__Goal__
Search the listing below for "powiedzieć". Copy each matching line.

— START —

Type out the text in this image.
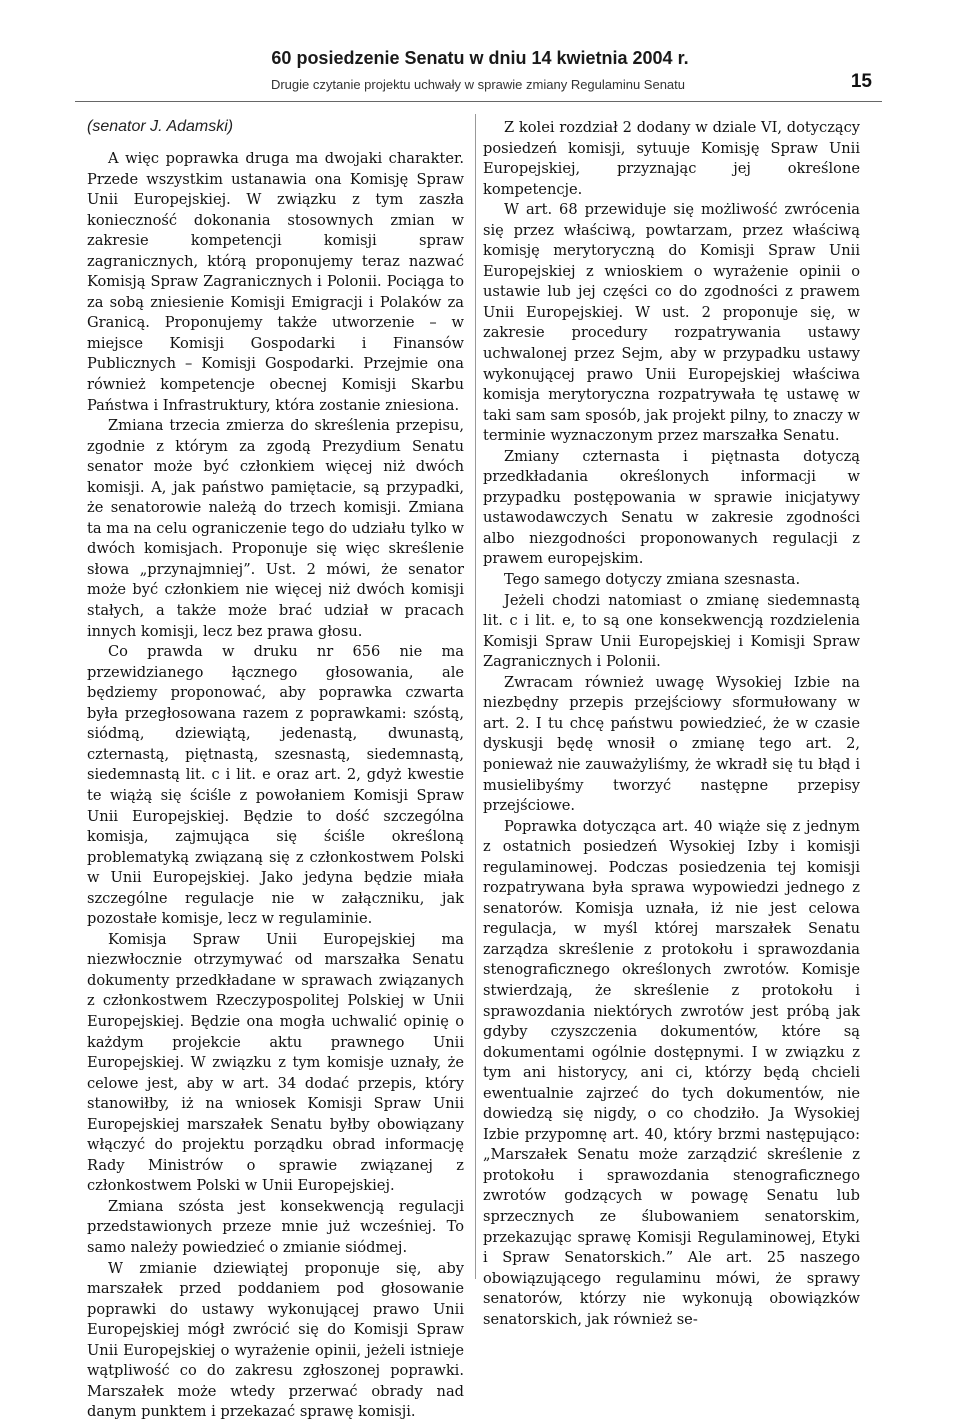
60 posiedzenie Senatu w dniu 14 kwietnia 2004 r.
Drugie czytanie projektu uchwały w sprawie zmiany Regulaminu Senatu	15
(senator J. Adamski)

A więc poprawka druga ma dwojaki charakter. Przede wszystkim ustanawia ona Komisję Spraw Unii Europejskiej. W związku z tym zaszła konieczność dokonania stosownych zmian w zakresie kompetencji komisji spraw zagranicznych, którą proponujemy teraz nazwać Komisją Spraw Zagranicznych i Polonii. Pociąga to za sobą zniesienie Komisji Emigracji i Polaków za Granicą. Proponujemy także utworzenie – w miejsce Komisji Gospodarki i Finansów Publicznych – Komisji Gospodarki. Przejmie ona również kompetencje obecnej Komisji Skarbu Państwa i Infrastruktury, która zostanie zniesiona.

Zmiana trzecia zmierza do skreślenia przepisu, zgodnie z którym za zgodą Prezydium Senatu senator może być członkiem więcej niż dwóch komisji. A, jak państwo pamiętacie, są przypadki, że senatorowie należą do trzech komisji. Zmiana ta ma na celu ograniczenie tego do udziału tylko w dwóch komisjach. Proponuje się więc skreślenie słowa „przynajmniej”. Ust. 2 mówi, że senator może być członkiem nie więcej niż dwóch komisji stałych, a także może brać udział w pracach innych komisji, lecz bez prawa głosu.

Co prawda w druku nr 656 nie ma przewidzianego łącznego głosowania, ale będziemy proponować, aby poprawka czwarta była przegłosowana razem z poprawkami: szóstą, siódmą, dziewiątą, jedenastą, dwunastą, czternastą, piętnastą, szesnastą, siedemnastą, siedemnastą lit. c i lit. e oraz art. 2, gdyż kwestie te wiążą się ściśle z powołaniem Komisji Spraw Unii Europejskiej. Będzie to dość szczególna komisja, zajmująca się ściśle określoną problematyką związaną się z członkostwem Polski w Unii Europejskiej. Jako jedyna będzie miała szczególne regulacje nie w załączniku, jak pozostałe komisje, lecz w regulaminie.

Komisja Spraw Unii Europejskiej ma niezwłocznie otrzymywać od marszałka Senatu dokumenty przedkładane w sprawach związanych z członkostwem Rzeczypospolitej Polskiej w Unii Europejskiej. Będzie ona mogła uchwalić opinię o każdym projekcie aktu prawnego Unii Europejskiej. W związku z tym komisje uznały, że celowe jest, aby w art. 34 dodać przepis, który stanowiłby, iż na wniosek Komisji Spraw Unii Europejskiej marszałek Senatu byłby obowiązany włączyć do projektu porządku obrad informację Rady Ministrów o sprawie związanej z członkostwem Polski w Unii Europejskiej.

Zmiana szósta jest konsekwencją regulacji przedstawionych przeze mnie już wcześniej. To samo należy powiedzieć o zmianie siódmej.

W zmianie dziewiątej proponuje się, aby marszałek przed poddaniem pod głosowanie poprawki do ustawy wykonującej prawo Unii Europejskiej mógł zwrócić się do Komisji Spraw Unii Europejskiej o wyrażenie opinii, jeżeli istnieje wątpliwość co do zakresu zgłoszonej poprawki. Marszałek może wtedy przerwać obrady nad danym punktem i przekazać sprawę komisji.

Z kolei rozdział 2 dodany w dziale VI, dotyczący posiedzeń komisji, sytuuje Komisję Spraw Unii Europejskiej, przyznając jej określone kompetencje.

W art. 68 przewiduje się możliwość zwrócenia się przez właściwą, powtarzam, przez właściwą komisję merytoryczną do Komisji Spraw Unii Europejskiej z wnioskiem o wyrażenie opinii o ustawie lub jej części co do zgodności z prawem Unii Europejskiej. W ust. 2 proponuje się, w zakresie procedury rozpatrywania ustawy uchwalonej przez Sejm, aby w przypadku ustawy wykonującej prawo Unii Europejskiej właściwa komisja merytoryczna rozpatrywała tę ustawę w taki sam sam sposób, jak projekt pilny, to znaczy w terminie wyznaczonym przez marszałka Senatu.

Zmiany czternasta i piętnasta dotyczą przedkładania określonych informacji w przypadku postępowania w sprawie inicjatywy ustawodawczych Senatu w zakresie zgodności albo niezgodności proponowanych regulacji z prawem europejskim.

Tego samego dotyczy zmiana szesnasta.

Jeżeli chodzi natomiast o zmianę siedemnastą lit. c i lit. e, to są one konsekwencją rozdzielenia Komisji Spraw Unii Europejskiej i Komisji Spraw Zagranicznych i Polonii.

Zwracam również uwagę Wysokiej Izbie na niezbędny przepis przejściowy sformułowany w art. 2. I tu chcę państwu powiedzieć, że w czasie dyskusji będę wnosił o zmianę tego art. 2, ponieważ nie zauważyliśmy, że wkradł się tu błąd i musielibyśmy tworzyć następne przepisy przejściowe.

Poprawka dotycząca art. 40 wiąże się z jednym z ostatnich posiedzeń Wysokiej Izby i komisji regulaminowej. Podczas posiedzenia tej komisji rozpatrywana była sprawa wypowiedzi jednego z senatorów. Komisja uznała, iż nie jest celowa regulacja, w myśl której marszałek Senatu zarządza skreślenie z protokołu i sprawozdania stenograficznego określonych zwrotów. Komisje stwierdzają, że skreślenie z protokołu i sprawozdania niektórych zwrotów jest próbą jak gdyby czyszczenia dokumentów, które są dokumentami ogólnie dostępnymi. I w związku z tym ani historycy, ani ci, którzy będą chcieli ewentualnie zajrzeć do tych dokumentów, nie dowiedzą się nigdy, o co chodziło. Ja Wysokiej Izbie przypomnę art. 40, który brzmi następująco: „Marszałek Senatu może zarządzić skreślenie z protokołu i sprawozdania stenograficznego zwrotów godzących w powagę Senatu lub sprzecznych ze ślubowaniem senatorskim, przekazując sprawę Komisji Regulaminowej, Etyki i Spraw Senatorskich.” Ale art. 25 naszego obowiązującego regulaminu mówi, że sprawy senatorów, którzy nie wykonują obowiązków senatorskich, jak również se-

— END —

__Final result__
Zmiana szósta jest konsekwencją regulacji przedstawionych przeze mnie już wcześniej. To samo należy powiedzieć o zmianie siódmej.
Zwracam również uwagę Wysokiej Izbie na niezbędny przepis przejściowy sformułowany w art. 2. I tu chcę państwu powiedzieć, że w czasie dyskusji będę wnosił o zmianę tego art. 2, ponieważ nie zauważyliśmy, że wkradł się tu błąd i musielibyśmy tworzyć następne przepisy przejściowe.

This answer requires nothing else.